Une note circulaire émanant de la Direction Générale de Migration (DGM), datée du 6 juin 2025, suscite de profondes préoccupations quant à la cohérence des politiques nationales en période de crise. Ce document interdit désormais l’embarquement vers la République Démocratique du Congo (RDC) à toute personne ne disposant pas de documents émis par les autorités dites compétentes de Kinshasa. Si cette mesure semble, de prime abord, répondre à un souci de régulation, elle révèle en réalité une discrimination manifeste à l’encontre des Congolais résidant dans les territoires sous contrôle du mouvement armé AFC-M23.

Une telle décision, lourde de conséquences humaines et symboliques, affecte des citoyens déjà confrontés à l’insécurité, à l’isolement et à la précarité. Après la fermeture brutale des institutions bancaires dans les zones occupées, cette nouvelle restriction vient renforcer une politique d’exclusion qui frappe ceux-là mêmes qui ont le plus besoin de la solidarité nationale. Empêcher un citoyen congolais de voyager, d’étudier ou d’accéder aux soins de santé, sous prétexte qu’il vit dans une zone « libérée » ou « occupée », revient à instituer une citoyenneté à deux vitesses, en contradiction flagrante avec les principes constitutionnels.
Alors que les autorités de Kinshasa dénoncent à juste titre les tentatives de balkanisation de la RDC, une question fondamentale s’impose : qui, en réalité, contribue à diviser la nation ? Est-ce l’ennemi extérieur, ou ces dispositifs internes qui créent une fracture entre les Congolais selon leur zone de résidence ?

+++

CONSIGNE: Reproduisez fidèlement le passage du texte sur la note de la DGM qui va de « Une telle décision, lourde » jusqu'à « les principes constitutionnels. » inclus. Les enregistrements forment un matériau indépendant du texte sur la note de la DGM.

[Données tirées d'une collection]

+++

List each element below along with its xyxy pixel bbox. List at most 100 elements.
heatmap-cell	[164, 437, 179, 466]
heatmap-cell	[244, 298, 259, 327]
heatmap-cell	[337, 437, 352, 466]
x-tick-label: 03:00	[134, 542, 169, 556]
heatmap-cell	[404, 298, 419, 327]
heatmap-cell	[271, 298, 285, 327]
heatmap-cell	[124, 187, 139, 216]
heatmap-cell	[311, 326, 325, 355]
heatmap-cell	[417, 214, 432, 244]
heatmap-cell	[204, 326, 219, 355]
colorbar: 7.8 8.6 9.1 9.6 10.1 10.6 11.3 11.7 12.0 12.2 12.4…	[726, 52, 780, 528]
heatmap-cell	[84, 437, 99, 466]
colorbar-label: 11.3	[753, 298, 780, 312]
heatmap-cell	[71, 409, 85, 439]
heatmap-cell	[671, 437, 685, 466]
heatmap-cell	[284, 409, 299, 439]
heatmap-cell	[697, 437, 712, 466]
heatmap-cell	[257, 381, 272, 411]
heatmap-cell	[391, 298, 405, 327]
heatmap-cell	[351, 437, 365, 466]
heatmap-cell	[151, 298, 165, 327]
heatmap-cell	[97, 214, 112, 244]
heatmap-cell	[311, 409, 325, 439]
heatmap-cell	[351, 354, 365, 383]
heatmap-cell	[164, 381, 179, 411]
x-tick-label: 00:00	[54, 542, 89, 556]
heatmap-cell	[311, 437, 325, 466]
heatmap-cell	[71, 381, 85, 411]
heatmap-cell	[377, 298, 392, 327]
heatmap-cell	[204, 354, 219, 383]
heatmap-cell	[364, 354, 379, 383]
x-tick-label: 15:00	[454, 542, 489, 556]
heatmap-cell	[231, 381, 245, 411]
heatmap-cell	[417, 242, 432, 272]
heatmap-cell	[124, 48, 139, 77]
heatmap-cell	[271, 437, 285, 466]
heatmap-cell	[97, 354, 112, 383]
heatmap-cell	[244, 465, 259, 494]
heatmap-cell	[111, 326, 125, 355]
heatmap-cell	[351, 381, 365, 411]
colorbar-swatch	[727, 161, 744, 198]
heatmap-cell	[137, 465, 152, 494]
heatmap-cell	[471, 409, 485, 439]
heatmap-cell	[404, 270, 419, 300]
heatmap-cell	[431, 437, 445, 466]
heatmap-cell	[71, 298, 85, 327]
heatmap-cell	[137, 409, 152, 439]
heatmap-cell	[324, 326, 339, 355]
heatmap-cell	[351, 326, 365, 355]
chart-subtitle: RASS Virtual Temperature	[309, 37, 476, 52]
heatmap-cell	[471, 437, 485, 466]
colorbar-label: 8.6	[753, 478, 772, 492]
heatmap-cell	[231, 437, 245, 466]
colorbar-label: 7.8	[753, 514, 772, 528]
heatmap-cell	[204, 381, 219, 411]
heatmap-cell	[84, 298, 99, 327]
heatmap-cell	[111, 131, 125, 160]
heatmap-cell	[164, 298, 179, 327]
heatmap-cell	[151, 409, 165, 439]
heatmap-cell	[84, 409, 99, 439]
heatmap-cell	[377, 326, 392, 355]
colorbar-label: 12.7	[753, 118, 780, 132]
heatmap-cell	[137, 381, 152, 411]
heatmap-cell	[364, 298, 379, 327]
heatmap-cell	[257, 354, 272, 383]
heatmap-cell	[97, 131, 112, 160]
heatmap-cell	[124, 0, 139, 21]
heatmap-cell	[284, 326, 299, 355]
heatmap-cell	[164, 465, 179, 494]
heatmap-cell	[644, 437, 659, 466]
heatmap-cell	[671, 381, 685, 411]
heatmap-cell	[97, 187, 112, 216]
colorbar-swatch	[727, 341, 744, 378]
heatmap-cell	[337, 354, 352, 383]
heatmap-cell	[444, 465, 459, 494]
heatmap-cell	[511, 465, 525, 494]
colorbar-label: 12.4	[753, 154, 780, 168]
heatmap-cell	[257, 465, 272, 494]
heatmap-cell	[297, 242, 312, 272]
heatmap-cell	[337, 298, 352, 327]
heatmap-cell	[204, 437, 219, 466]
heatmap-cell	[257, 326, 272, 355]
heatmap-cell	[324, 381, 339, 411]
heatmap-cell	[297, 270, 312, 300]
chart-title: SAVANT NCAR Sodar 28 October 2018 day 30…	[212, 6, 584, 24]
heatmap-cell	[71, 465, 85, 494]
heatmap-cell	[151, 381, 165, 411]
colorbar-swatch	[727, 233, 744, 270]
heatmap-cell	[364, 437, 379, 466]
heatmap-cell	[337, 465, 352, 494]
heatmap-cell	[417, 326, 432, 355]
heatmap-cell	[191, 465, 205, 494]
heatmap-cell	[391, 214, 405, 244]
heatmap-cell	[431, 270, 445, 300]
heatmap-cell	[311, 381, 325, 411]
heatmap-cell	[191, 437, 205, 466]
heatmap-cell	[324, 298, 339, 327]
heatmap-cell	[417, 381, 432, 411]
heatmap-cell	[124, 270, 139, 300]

+++

RÉPONSE:
Une telle décision, lourde de conséquences humaines et symboliques, affecte des citoyens déjà confrontés à l’insécurité, à l’isolement et à la précarité. Après la fermeture brutale des institutions bancaires dans les zones occupées, cette nouvelle restriction vient renforcer une politique d’exclusion qui frappe ceux-là mêmes qui ont le plus besoin de la solidarité nationale. Empêcher un citoyen congolais de voyager, d’étudier ou d’accéder aux soins de santé, sous prétexte qu’il vit dans une zone « libérée » ou « occupée », revient à instituer une citoyenneté à deux vitesses, en contradiction flagrante avec les principes constitutionnels.